## begin RECORDS FOR THE TASK

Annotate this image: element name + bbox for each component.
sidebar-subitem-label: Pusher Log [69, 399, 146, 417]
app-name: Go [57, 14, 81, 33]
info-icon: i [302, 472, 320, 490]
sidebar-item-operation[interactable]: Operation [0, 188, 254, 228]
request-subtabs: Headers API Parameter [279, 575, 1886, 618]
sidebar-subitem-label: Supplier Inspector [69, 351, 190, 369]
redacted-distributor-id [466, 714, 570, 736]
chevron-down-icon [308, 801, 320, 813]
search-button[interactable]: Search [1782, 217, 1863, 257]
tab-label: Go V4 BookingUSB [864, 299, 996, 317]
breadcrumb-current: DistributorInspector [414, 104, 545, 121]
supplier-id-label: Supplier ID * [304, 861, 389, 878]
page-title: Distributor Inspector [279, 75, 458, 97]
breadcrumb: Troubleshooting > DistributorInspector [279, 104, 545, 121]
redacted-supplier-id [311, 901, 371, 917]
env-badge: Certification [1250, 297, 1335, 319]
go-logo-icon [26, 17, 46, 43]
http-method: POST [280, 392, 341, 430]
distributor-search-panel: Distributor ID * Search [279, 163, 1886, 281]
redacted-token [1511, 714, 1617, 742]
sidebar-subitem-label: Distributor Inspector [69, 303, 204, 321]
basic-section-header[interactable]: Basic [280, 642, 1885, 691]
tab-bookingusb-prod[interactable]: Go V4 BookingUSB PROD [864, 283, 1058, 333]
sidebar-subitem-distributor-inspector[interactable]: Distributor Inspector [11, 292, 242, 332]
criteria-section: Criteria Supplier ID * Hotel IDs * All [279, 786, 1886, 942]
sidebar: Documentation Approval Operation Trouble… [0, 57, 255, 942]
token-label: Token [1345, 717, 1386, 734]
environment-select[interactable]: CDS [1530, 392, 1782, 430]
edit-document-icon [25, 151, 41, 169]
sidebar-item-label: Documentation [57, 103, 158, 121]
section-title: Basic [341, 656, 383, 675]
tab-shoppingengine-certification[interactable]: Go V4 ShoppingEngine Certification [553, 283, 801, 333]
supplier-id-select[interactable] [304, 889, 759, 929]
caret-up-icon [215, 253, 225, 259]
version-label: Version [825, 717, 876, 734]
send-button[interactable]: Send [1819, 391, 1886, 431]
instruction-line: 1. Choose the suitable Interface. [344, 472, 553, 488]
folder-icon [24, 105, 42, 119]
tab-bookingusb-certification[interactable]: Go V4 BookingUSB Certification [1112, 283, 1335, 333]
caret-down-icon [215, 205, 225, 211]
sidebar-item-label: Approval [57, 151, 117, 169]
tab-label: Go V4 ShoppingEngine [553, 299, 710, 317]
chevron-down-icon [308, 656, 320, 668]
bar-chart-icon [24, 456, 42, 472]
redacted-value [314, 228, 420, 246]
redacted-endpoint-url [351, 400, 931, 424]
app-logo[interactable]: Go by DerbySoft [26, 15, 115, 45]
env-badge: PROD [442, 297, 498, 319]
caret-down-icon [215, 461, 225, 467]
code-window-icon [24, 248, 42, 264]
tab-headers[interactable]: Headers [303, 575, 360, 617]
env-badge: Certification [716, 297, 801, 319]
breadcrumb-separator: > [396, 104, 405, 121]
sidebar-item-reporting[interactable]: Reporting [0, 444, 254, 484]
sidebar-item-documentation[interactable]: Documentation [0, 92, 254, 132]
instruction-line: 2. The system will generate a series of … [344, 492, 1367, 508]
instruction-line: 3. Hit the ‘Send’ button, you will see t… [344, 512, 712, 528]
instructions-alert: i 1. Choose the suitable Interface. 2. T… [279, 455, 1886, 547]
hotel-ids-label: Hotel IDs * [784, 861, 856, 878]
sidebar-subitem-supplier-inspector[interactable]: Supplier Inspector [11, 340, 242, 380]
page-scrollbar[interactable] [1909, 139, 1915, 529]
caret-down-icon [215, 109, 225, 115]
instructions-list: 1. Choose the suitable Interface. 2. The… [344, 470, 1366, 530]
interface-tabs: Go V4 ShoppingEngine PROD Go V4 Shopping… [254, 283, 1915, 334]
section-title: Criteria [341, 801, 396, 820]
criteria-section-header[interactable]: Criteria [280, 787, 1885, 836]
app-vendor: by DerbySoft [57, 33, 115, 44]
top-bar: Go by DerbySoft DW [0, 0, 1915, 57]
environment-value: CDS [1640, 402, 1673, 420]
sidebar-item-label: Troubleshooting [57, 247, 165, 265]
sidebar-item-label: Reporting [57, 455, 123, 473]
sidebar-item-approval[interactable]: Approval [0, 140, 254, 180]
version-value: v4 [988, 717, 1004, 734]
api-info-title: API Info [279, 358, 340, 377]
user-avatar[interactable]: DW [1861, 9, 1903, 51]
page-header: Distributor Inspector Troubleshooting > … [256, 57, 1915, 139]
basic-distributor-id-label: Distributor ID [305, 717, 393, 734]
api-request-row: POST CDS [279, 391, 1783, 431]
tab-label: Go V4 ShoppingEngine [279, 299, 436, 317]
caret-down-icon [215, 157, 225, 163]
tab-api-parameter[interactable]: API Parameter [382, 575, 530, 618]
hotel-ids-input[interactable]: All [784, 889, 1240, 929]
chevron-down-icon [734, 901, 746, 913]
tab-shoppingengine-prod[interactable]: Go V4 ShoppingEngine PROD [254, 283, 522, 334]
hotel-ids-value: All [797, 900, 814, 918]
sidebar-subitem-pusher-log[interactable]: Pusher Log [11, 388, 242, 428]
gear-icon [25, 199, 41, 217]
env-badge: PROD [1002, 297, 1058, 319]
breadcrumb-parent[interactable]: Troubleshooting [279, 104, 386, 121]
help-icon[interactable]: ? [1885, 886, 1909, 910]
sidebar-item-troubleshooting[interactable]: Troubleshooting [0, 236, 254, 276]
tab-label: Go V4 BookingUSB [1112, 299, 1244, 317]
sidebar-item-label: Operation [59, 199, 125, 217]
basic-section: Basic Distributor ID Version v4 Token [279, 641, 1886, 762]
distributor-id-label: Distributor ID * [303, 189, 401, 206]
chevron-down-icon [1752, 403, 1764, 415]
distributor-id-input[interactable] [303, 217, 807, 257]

## end RECORDS FOR THE TASK

Gather every line from the records above that contains the string "Operation", where uppercase and lowercase letters must match.

__EXERCISE RESULT__:
sidebar-item-operation[interactable]: Operation [0, 188, 254, 228]
sidebar: Documentation Approval Operation Trouble… [0, 57, 255, 942]
sidebar-item-label: Operation [59, 199, 125, 217]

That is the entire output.